__Problem statement__.
Where a line in the listing below contains the word "which", copy that line.

__Provided data__.

━━━━

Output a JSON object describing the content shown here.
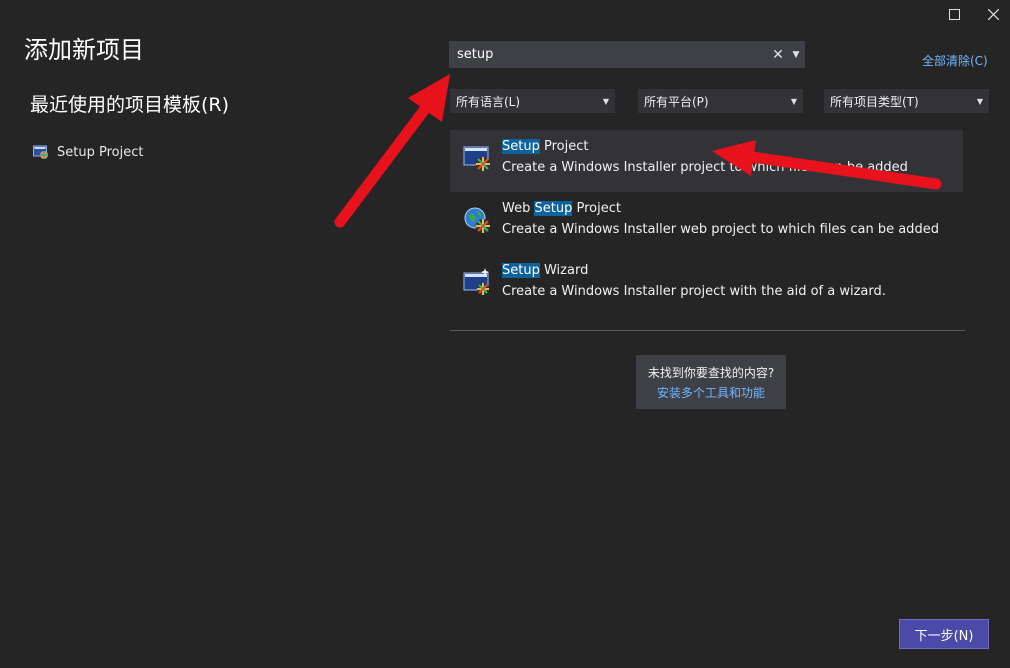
{
  "window": {
    "title": "添加新项目",
    "maximize_icon": "maximize-icon",
    "close_icon": "close-icon"
  },
  "recent": {
    "title": "最近使用的项目模板(R)",
    "items": [
      {
        "label": "Setup Project",
        "icon": "setup-project-icon"
      }
    ]
  },
  "search": {
    "value": "setup",
    "clear_icon": "clear-icon",
    "dropdown_icon": "chevron-down-icon"
  },
  "clear_all": "全部清除(C)",
  "filters": {
    "language": "所有语言(L)",
    "platform": "所有平台(P)",
    "project_type": "所有项目类型(T)"
  },
  "results": [
    {
      "name_pre": "",
      "name_hl": "Setup",
      "name_post": " Project",
      "desc": "Create a Windows Installer project to which files can be added",
      "icon": "setup-project-icon"
    },
    {
      "name_pre": "Web ",
      "name_hl": "Setup",
      "name_post": " Project",
      "desc": "Create a Windows Installer web project to which files can be added",
      "icon": "web-setup-project-icon"
    },
    {
      "name_pre": "",
      "name_hl": "Setup",
      "name_post": " Wizard",
      "desc": "Create a Windows Installer project with the aid of a wizard.",
      "icon": "setup-wizard-icon"
    }
  ],
  "not_found": {
    "question": "未找到你要查找的内容?",
    "link": "安装多个工具和功能"
  },
  "next_button": "下一步(N)",
  "colors": {
    "background": "#252526",
    "accent": "#0e639c",
    "link": "#6fb8ff",
    "next_button": "#4c4aa8",
    "annotation_arrow": "#e8121c"
  }
}
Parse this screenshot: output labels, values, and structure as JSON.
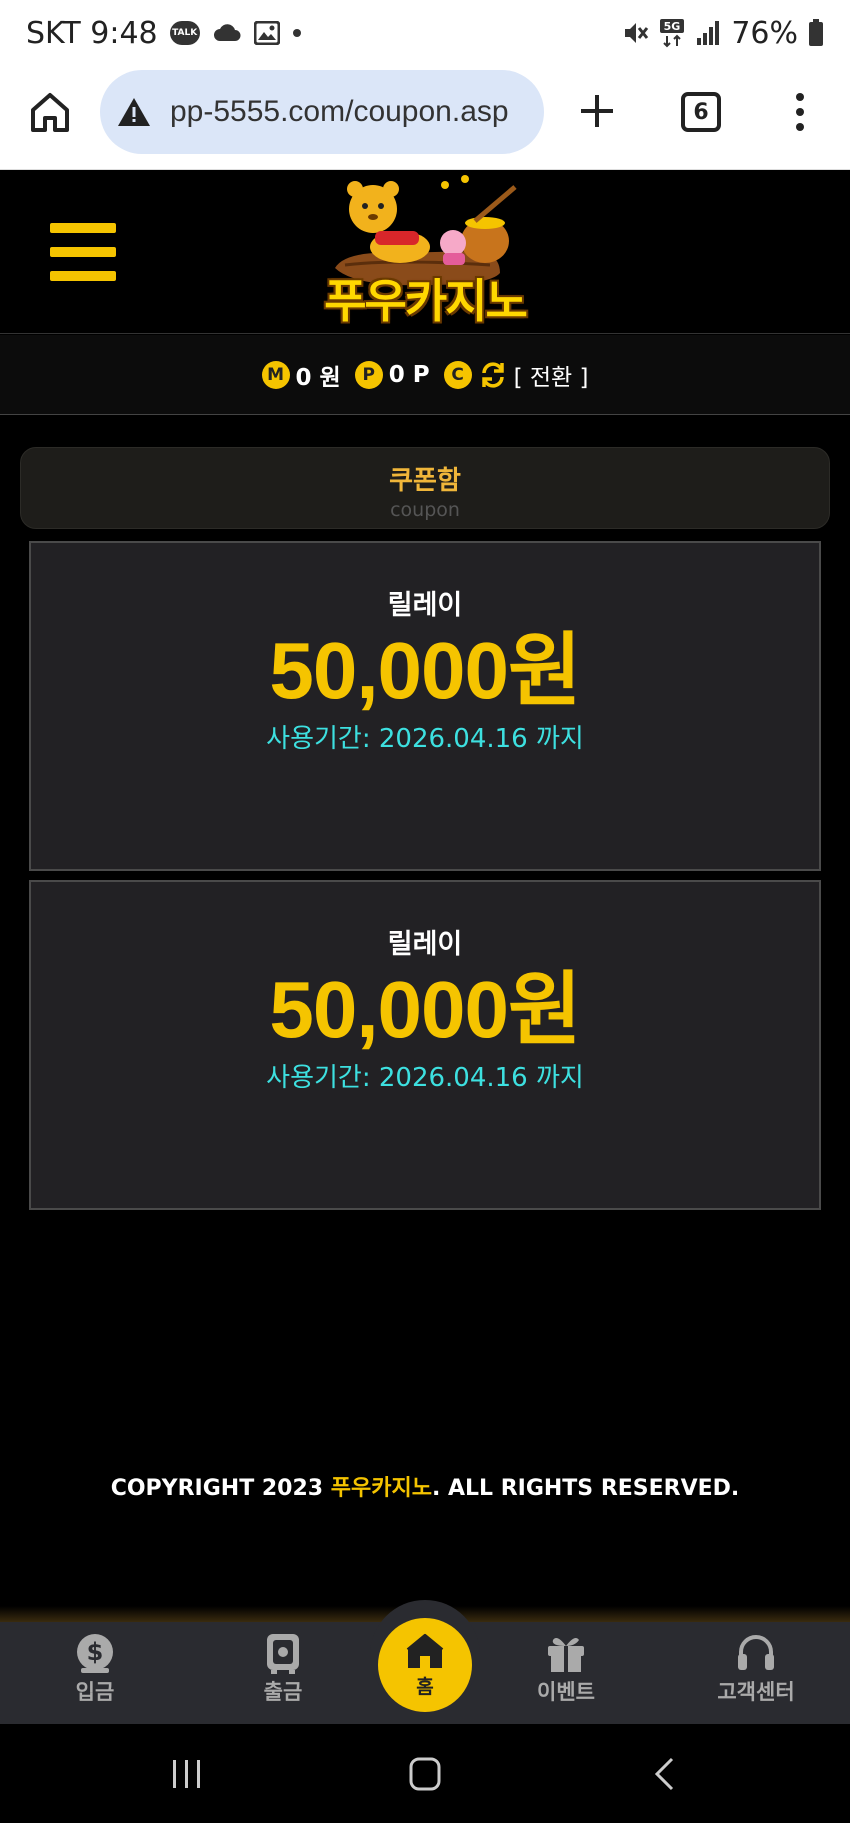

━━━━

__Written answer__.
      "desc": "Create a Windows Installer project to which files can be added",
      "desc": "Create a Windows Installer web project to which files can be added",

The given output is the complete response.